Data entries for graphics:
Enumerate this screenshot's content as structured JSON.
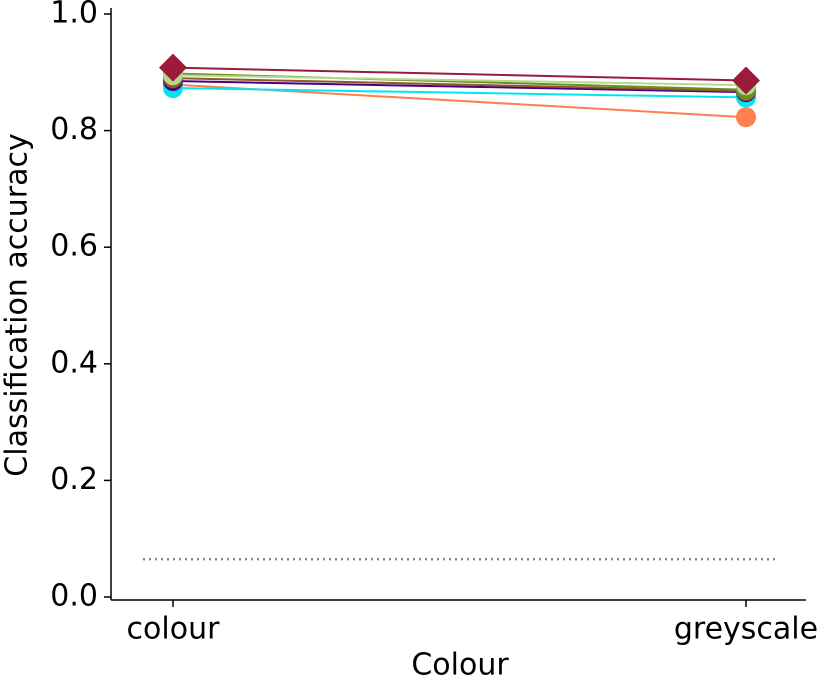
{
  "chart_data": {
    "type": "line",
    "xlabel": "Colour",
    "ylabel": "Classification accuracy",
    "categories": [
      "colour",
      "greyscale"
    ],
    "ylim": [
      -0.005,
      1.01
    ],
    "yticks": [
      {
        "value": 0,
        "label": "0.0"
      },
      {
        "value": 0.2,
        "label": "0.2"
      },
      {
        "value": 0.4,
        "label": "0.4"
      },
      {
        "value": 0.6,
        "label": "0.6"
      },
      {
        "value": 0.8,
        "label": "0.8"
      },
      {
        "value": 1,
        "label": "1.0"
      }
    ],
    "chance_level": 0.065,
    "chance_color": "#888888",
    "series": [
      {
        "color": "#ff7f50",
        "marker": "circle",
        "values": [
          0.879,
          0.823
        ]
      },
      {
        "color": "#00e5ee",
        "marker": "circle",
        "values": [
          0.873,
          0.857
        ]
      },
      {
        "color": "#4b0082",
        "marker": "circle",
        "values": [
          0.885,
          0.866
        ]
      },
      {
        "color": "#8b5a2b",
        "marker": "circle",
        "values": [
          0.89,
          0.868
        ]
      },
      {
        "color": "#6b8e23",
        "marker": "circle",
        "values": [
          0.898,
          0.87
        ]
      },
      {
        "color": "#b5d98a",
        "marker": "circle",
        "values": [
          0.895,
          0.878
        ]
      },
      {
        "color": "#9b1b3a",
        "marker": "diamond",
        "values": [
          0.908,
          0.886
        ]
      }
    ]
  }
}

* * *

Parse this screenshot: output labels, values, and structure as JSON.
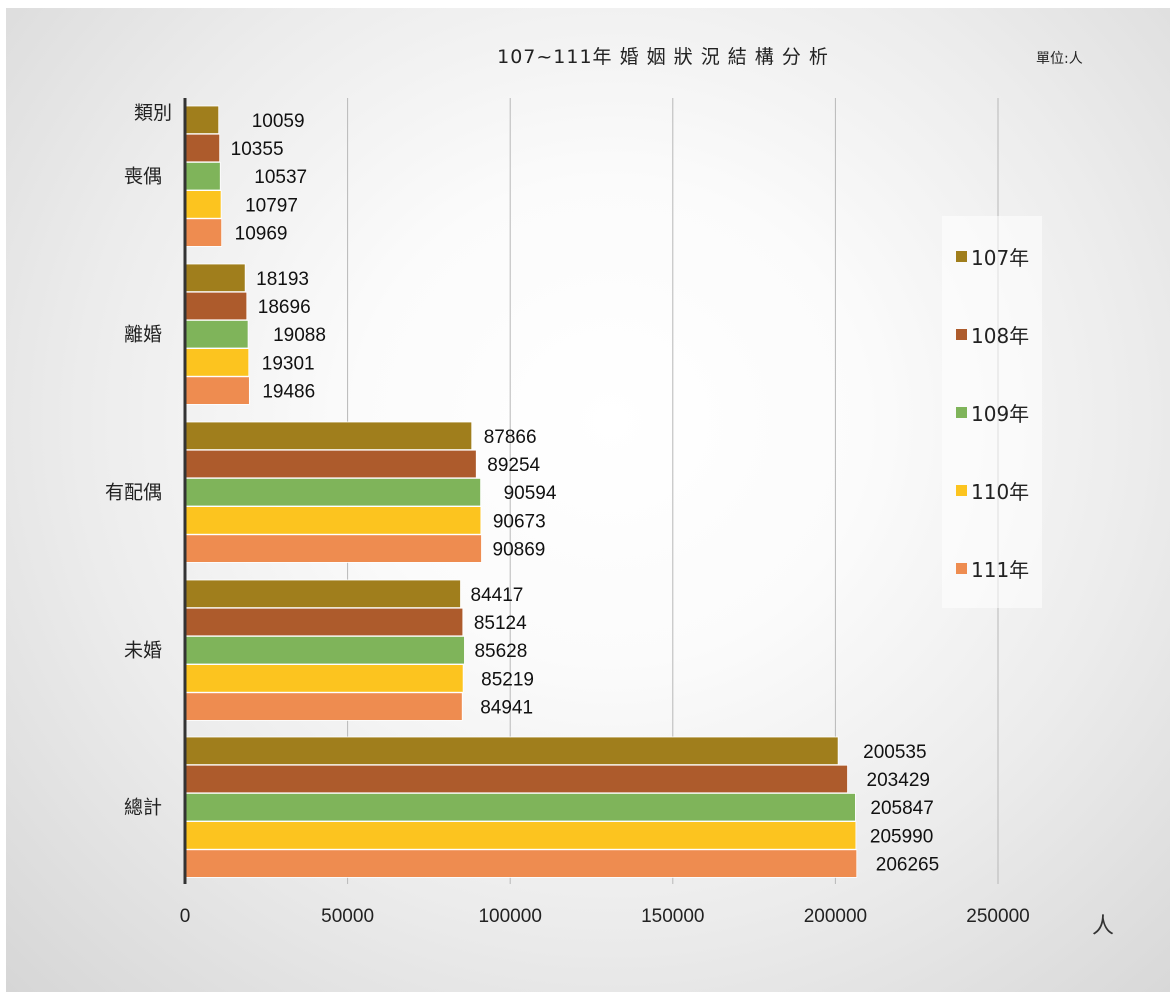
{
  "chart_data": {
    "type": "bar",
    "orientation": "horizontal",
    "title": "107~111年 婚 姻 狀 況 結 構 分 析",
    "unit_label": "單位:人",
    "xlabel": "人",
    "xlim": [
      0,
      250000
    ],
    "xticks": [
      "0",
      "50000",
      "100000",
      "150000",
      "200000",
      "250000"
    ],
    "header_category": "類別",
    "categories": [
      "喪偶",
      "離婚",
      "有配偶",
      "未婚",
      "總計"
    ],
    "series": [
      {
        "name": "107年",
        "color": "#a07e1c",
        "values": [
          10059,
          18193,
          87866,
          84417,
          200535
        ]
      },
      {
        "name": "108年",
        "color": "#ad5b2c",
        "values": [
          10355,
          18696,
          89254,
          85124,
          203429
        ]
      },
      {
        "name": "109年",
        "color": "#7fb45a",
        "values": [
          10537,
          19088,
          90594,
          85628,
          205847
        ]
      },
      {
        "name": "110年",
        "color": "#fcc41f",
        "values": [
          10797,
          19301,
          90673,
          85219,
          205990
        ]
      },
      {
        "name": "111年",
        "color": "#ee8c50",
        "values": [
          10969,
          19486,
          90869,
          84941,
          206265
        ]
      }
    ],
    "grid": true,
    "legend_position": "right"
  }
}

TASK GOAL: Go through the listing above and pull out each line containing the word "this".

SOLUTION BELOW:
Enumerate this screenshot's content as structured JSON.
Parse this screenshot: output labels, values, and structure as JSON.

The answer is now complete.